▸ **Document excerpt**:
■ ■ ■ ■

Large-Scale Producers (LSM) delivered 887.2973 kg in February 2026, showing a modest recovery after January’s holiday-related slowdown.

Month-on-Month: A 9.8% increase from 808.4080 kg in January 2026
Year-on-Year: A 7.2% decline from 955.7935 kg delivered in February 2025

The large-scale sector continues to face structural headwinds. While the month-on-month improvement signals a return to normal operations following December’s holiday shutdowns and January’s ramp-up period, the persistent year-on-year decline reflects ongoing challenges, including power shortages, equipment breakdowns, and capital expenditure constraints that have kept LSM output below its historical potential.

The February 2026 figures validate the analytical framework presented in Mining Zimbabwe’s “Don’t Panic, It’s a January Trend” feature. Following January’s 38.4% month-on-month decline from December 2025’s record performance, the sector has rebounded exactly as historical patterns predict.

January 2026 Recap:

Total deliveries: 3,044.9708 kg (down 38.4% from December 2025, down 3.9% year-on-year)
ASM deliveries: 2,236.5628 kg (down 42.4% month-on-month, down 1.3% year-on-year)
LSM deliveries: 808.4080 kg (down 23.7% month-on-month, down 10.5% year-on-year)

The February recovery demonstrates that January’s slowdown was precisely what analysts described: a natural production reset following December’s exceptional output, amplified by heavier-than-usual rainfall that constrained ASM operations.

The sector’s underlying strength is evident in the year-on-year comparisons. Despite starting the year with a marginal decline, February’s 31.5% overall increase and ASM’s 54% surge confirm that the production gains achieved throughout 2025 have been sustained into 2026.

New Framework Takes Effect Post-February

It is important to note that Fidelity Gold Refinery’s recently announced 90:10 forex payment structure for small-scale miners, implemented following a Reserve Bank of Zimbabwe directive, came into effect after the February delivery period. The February figures, therefore, reflect deliveries made under the previous 100% foreign currency retention framework.

The policy shift, announced in late February 2026, requires small-scale miners to surrender 10% of their export earnings to the central bank in local currency (ZiG), while retaining 90% in foreign currency. This marks a change from the previous arrangement where small-scale miners were exempt from surrender requirements and retained 100% of their proceeds in USD.

RBZ Governor John Mushayavanhu explained that the new framework aims to ensure fairness across the gold sector and eliminate regulatory arbitrage, noting that authorities had observed a “worrying trend” where large-scale producers were channelling gold through small-scale miners to access the 100% USD payment and ASM-specific tax rebates.

Industry stakeholders will watch closely to assess the policy’s impact on March deliveries and beyond, particularly given previous warnings from the Gold Miners Association of Zimbabwe that reducing forex retention could “promote the illicit flow of gold out of the country as miners look for more lucrative markets.”

However, several factors may cushion the transition. Global gold prices remain near historic highs, with bullion up approximately 95% year-on-year. For small-scale miners, 90% of a record-high gold price still exceeds 100% of the lower prices prevailing when the original incentive was designed. The 10% requirement is also deliberately modest, far below the 30% applied to large-scale producers.

■ ■ ■ ■

▸ **Given information**:
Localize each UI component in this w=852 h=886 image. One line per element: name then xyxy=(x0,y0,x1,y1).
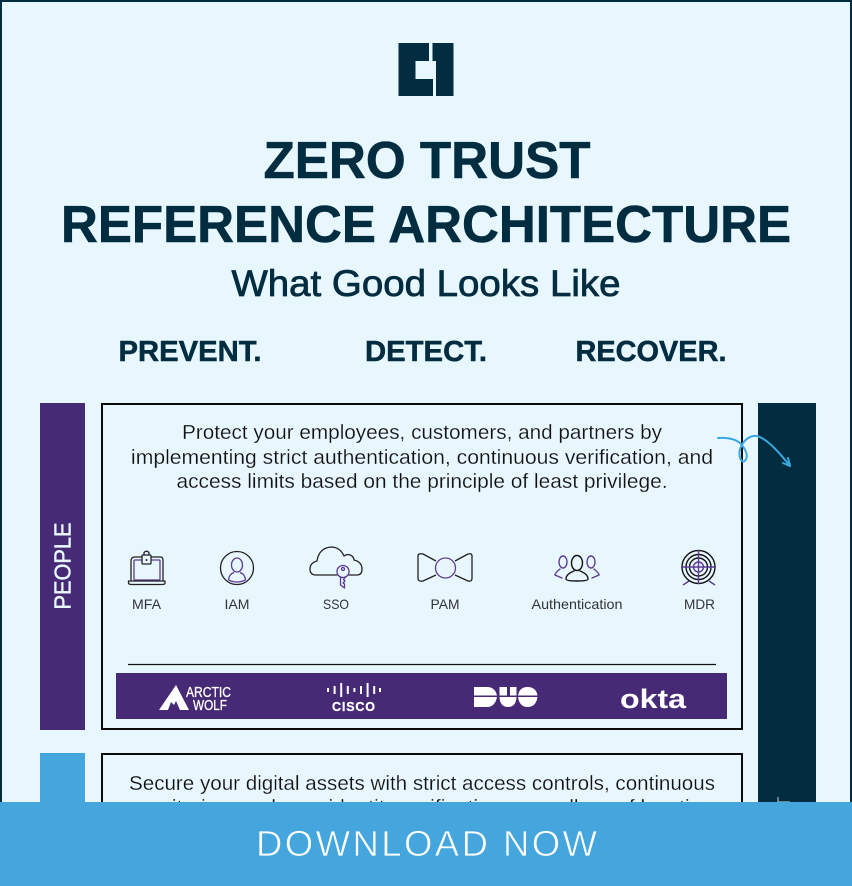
people description: implementing strict authentication, continuous verification, and xyxy=(131,447,713,469)
icon: MDR xyxy=(681,550,716,585)
logo: Duo xyxy=(474,687,538,707)
logo: Arctic Wolf: ARCTIC xyxy=(186,685,231,701)
people description: access limits based on the principle of least privilege. xyxy=(176,471,668,493)
prevent detect recover headings xyxy=(118,336,726,368)
logo: Arctic Wolf: WOLF xyxy=(193,698,227,714)
people description xyxy=(131,422,713,493)
panel: data xyxy=(102,754,742,824)
panel: data side label xyxy=(40,753,85,813)
prevent detect recover headings: DETECT. xyxy=(365,336,487,368)
download banner: DOWNLOAD NOW xyxy=(256,823,598,864)
icon: IAM xyxy=(220,552,254,584)
arrow: looping curl xyxy=(718,436,790,466)
title: REFERENCE ARCHITECTURE xyxy=(61,196,791,254)
logo: Cisco xyxy=(328,683,380,714)
data description: Secure your digital assets with strict access controls, continuous xyxy=(129,773,715,795)
people description: Protect your employees, customers, and partners by xyxy=(182,422,662,444)
panel: people xyxy=(102,404,742,729)
panel: dark right column xyxy=(758,403,816,823)
icon: Authentication xyxy=(555,556,599,581)
icon: SSO xyxy=(310,547,362,588)
vendor logo band xyxy=(116,673,727,719)
arrow stub in dark column xyxy=(778,797,790,803)
logo xyxy=(398,43,454,96)
logo: Cisco: CISCO xyxy=(332,700,375,714)
prevent detect recover headings: PREVENT. xyxy=(118,336,262,368)
label MDR: MDR xyxy=(684,596,715,612)
panel: people side label xyxy=(40,403,85,730)
data description: monitoring, and zero identity verification, regardless of location xyxy=(131,797,713,819)
title: ZERO TRUST xyxy=(264,132,591,190)
panel: people side label: PEOPLE xyxy=(50,522,76,610)
label PAM: PAM xyxy=(430,596,460,612)
icon: MFA xyxy=(128,551,165,584)
label IAM: IAM xyxy=(224,596,250,612)
title xyxy=(61,132,791,254)
prevent detect recover headings: RECOVER. xyxy=(576,336,726,368)
data description xyxy=(129,773,715,819)
icon: PAM xyxy=(418,554,472,581)
label SSO: SSO xyxy=(323,596,349,612)
label MFA: MFA xyxy=(132,596,162,612)
label Authentication: Authentication xyxy=(532,596,622,612)
logo: Arctic Wolf xyxy=(159,685,231,714)
logo: Okta: okta xyxy=(620,684,687,714)
subtitle: What Good Looks Like xyxy=(232,263,620,304)
download banner xyxy=(0,802,852,886)
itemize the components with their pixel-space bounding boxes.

■ ■ ■ ■

▸ **Stated task 1**:
Count the lines of the entries that contain the string "arrow", treating uppercase and lowercase as different.
▸ **Stated task 2**:
Write the next part of the excerpt on Zimbabwe's gold deliveries, picking up after its final sentence.
The entries are unrelated to the gold deliveries excerpt.

▸ **Final answer 1**:
2

▸ **Final answer 2**:
Pricing Transparency Supports Producer Confidence

Fidelity Gold Refinery’s recent shift to live market spot prices for all gold purchases and settlements—implemented in early 2026—continues to support producer confidence through greater pricing transparency and responsiveness to global market openings.

By transitioning its primary pricing reference to live spot prices, the refinery ensures its partners benefit from real-time market movements. This modernised approach is crucial given that the gold spot price changes every 15 seconds, influenced by supply and demand, geopolitical tensions, currency movements, and high-frequency trading activity.

For miners, the change simplifies valuation. The price they receive is now directly pegged to a verifiable international standard, updated continuously during market hours. This transparency builds trust and incentivises formal deliveries, particularly important as the sector navigates the transition to the new forex retention framework.

Momentum Building Toward 50 Tonnes

The February rebound strengthens confidence in Zimbabwe’s ability to achieve the projected 50-tonne national target for 2026. With ASM delivering 2,525 kg in February—a 54% year-on-year increase—and the sector now entering the post-rainfall production surge, momentum is building toward the record-breaking performance required.

Key indicators to watch:

March–April acceleration: Historical patterns show ASM production surges once rains fully subside. March 2025 saw ASM deliver a record 1.86 tonnes in a single month; 2026 could see even higher figures given the sector’s expanded capacity.

LSM recovery trajectory: While large-scale producers continue to lag year-on-year, the 9.8% month-on-month increase signals a return to normal operations. Sustained improvement will require resolution of structural challenges, including power supply and equipment constraints.

Policy implementation: The 90:10 framework’s impact on March deliveries will provide the first indication of how small-scale miners respond to the revised incentive structure. Efficient disbursement of the local currency portion and maintenance of reasonable ZiG value will be critical.

February 2026 confirms what experienced industry observers understand: Zimbabwe’s gold sector operates on a predictable seasonal rhythm. January brings consolidation—against rain, against holiday shutdowns, against the slow restart of operations. February begins the recovery. March and April deliver acceleration.

The 31.5% year-on-year increase in February deliveries, driven by ASM’s extraordinary 54% surge, demonstrates that the sector’s productive capacity—built through 2025’s record-breaking campaign—remains fully intact. The fundamentals that propelled Zimbabwe beyond 40 tonnes—competitive pricing, improved transparency, and a resilient ASM sector—continue to support growth.

January was never the story. February is the first page of the real narrative. And that narrative points firmly toward 50 tonnes.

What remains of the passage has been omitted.